## The input
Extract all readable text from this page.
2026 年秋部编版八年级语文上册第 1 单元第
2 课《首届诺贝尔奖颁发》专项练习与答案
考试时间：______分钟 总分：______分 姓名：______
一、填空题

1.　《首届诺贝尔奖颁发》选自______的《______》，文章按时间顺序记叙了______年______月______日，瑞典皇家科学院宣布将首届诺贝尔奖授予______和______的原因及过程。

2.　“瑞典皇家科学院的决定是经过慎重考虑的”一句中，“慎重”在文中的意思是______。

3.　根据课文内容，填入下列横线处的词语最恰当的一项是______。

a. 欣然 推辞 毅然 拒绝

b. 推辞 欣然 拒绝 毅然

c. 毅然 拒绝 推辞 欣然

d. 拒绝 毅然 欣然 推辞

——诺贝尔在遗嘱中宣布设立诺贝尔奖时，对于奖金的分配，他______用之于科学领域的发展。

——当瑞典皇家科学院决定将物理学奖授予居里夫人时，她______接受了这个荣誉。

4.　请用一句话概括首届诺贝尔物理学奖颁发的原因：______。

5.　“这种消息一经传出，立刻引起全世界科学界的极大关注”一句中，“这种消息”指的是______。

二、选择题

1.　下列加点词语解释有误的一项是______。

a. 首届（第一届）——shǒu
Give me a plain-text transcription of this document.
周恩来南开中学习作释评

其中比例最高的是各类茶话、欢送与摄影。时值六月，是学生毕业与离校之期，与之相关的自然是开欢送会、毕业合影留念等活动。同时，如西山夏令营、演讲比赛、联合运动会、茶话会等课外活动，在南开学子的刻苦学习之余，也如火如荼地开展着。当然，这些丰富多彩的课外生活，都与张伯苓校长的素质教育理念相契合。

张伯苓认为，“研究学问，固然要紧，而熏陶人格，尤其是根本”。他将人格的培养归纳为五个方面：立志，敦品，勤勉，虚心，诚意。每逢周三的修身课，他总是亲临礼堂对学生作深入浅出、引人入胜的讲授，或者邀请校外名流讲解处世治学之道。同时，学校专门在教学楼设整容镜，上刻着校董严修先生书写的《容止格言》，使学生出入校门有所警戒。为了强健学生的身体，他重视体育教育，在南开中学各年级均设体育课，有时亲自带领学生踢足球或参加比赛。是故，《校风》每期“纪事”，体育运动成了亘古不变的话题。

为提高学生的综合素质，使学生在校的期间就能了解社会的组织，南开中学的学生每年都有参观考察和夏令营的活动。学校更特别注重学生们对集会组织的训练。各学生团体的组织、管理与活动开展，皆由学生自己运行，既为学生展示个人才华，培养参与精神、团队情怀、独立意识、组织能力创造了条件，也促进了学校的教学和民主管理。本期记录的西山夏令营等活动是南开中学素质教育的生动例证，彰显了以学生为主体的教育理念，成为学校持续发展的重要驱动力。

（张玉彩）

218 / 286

## Request
Where a line contains the string "text", extract that line.

## Exercise solution
Extract all readable text from this page.
Give me a plain-text transcription of this document.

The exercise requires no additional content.